*Brief*. Check every line of the material below for "must". Give the number of lines that have it, and only that.

*Given data*.
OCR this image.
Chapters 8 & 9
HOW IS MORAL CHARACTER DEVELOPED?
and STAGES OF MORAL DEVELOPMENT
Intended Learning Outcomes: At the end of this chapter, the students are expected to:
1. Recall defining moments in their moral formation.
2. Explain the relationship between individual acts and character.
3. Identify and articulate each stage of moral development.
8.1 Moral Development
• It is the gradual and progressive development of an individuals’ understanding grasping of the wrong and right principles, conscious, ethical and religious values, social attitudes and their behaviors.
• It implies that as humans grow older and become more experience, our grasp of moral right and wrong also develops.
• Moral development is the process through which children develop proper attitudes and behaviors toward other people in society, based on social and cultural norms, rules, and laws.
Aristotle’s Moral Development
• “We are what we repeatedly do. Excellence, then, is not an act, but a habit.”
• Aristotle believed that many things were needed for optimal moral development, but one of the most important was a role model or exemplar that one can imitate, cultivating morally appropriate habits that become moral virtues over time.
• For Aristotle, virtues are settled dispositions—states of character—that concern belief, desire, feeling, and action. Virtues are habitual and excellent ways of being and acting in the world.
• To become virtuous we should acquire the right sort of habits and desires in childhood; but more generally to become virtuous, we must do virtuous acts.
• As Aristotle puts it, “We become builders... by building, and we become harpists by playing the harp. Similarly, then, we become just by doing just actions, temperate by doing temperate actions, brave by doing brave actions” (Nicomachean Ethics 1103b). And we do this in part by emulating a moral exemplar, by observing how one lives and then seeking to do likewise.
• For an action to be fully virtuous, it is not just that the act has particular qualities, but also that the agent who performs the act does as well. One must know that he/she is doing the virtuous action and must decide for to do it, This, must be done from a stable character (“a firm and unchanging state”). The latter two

*Final result*. 2